* **Required work**: Tally the lines containing the word "JSON" and give the total alone.

Dataset rows about figures:

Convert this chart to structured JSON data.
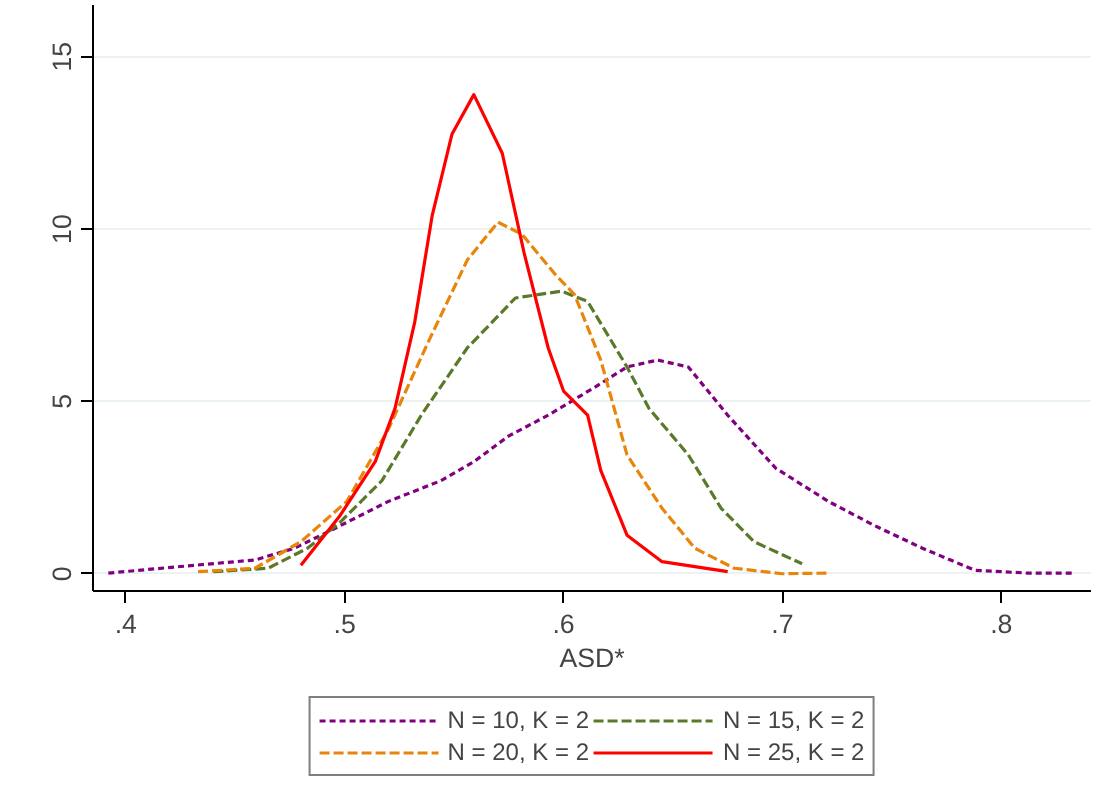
{
  "chart_data": {
    "type": "line",
    "xlabel": "ASD*",
    "xlim": [
      0.385,
      0.841
    ],
    "ylim": [
      -0.5,
      16.5
    ],
    "xticks": [
      {
        "value": 0.4,
        "label": ".4"
      },
      {
        "value": 0.5,
        "label": ".5"
      },
      {
        "value": 0.6,
        "label": ".6"
      },
      {
        "value": 0.7,
        "label": ".7"
      },
      {
        "value": 0.8,
        "label": ".8"
      }
    ],
    "yticks": [
      0,
      5,
      10,
      15
    ],
    "grid": "y",
    "legend": "bottom",
    "marker": "none",
    "series": [
      {
        "name": "N = 10, K = 2",
        "color": "#800080",
        "line_style": "dotted",
        "x": [
          0.392,
          0.425,
          0.459,
          0.477,
          0.495,
          0.52,
          0.544,
          0.559,
          0.575,
          0.593,
          0.614,
          0.629,
          0.643,
          0.657,
          0.675,
          0.697,
          0.721,
          0.742,
          0.764,
          0.788,
          0.812,
          0.834
        ],
        "values": [
          0.02,
          0.21,
          0.4,
          0.74,
          1.3,
          2.1,
          2.7,
          3.25,
          4.0,
          4.6,
          5.4,
          6.0,
          6.2,
          6.0,
          4.6,
          3.06,
          2.1,
          1.4,
          0.74,
          0.1,
          0.02,
          0.02
        ]
      },
      {
        "name": "N = 15, K = 2",
        "color": "#5a7a2a",
        "line_style": "dashed",
        "x": [
          0.44,
          0.465,
          0.483,
          0.498,
          0.517,
          0.535,
          0.556,
          0.578,
          0.599,
          0.611,
          0.629,
          0.639,
          0.657,
          0.672,
          0.687,
          0.709
        ],
        "values": [
          0.06,
          0.16,
          0.74,
          1.5,
          2.7,
          4.6,
          6.55,
          8.0,
          8.2,
          7.9,
          6.0,
          4.8,
          3.45,
          1.9,
          0.93,
          0.29
        ]
      },
      {
        "name": "N = 20, K = 2",
        "color": "#e8860b",
        "line_style": "dashed",
        "x": [
          0.433,
          0.459,
          0.48,
          0.501,
          0.52,
          0.538,
          0.556,
          0.57,
          0.581,
          0.596,
          0.605,
          0.617,
          0.629,
          0.645,
          0.66,
          0.678,
          0.7,
          0.721
        ],
        "values": [
          0.06,
          0.16,
          0.93,
          2.1,
          4.2,
          6.7,
          9.1,
          10.2,
          9.85,
          8.7,
          8.1,
          6.2,
          3.45,
          1.9,
          0.74,
          0.16,
          0.0,
          0.02
        ]
      },
      {
        "name": "N = 25, K = 2",
        "color": "#ff0000",
        "line_style": "solid",
        "x": [
          0.48,
          0.498,
          0.514,
          0.523,
          0.532,
          0.54,
          0.549,
          0.559,
          0.572,
          0.582,
          0.593,
          0.6,
          0.611,
          0.617,
          0.629,
          0.645,
          0.675
        ],
        "values": [
          0.25,
          1.7,
          3.26,
          4.8,
          7.3,
          10.4,
          12.75,
          13.9,
          12.2,
          9.3,
          6.55,
          5.3,
          4.6,
          3.0,
          1.12,
          0.35,
          0.06
        ]
      }
    ]
  }
}
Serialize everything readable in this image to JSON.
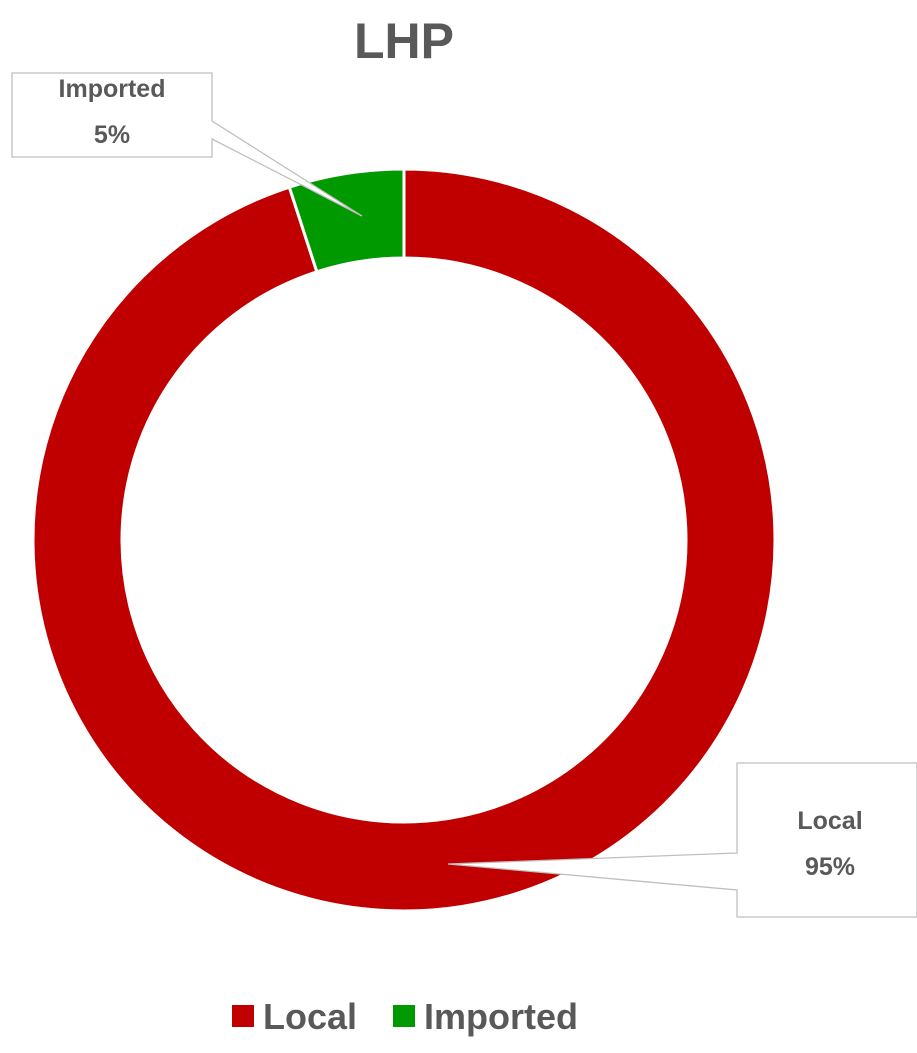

* **Finished answer**: 2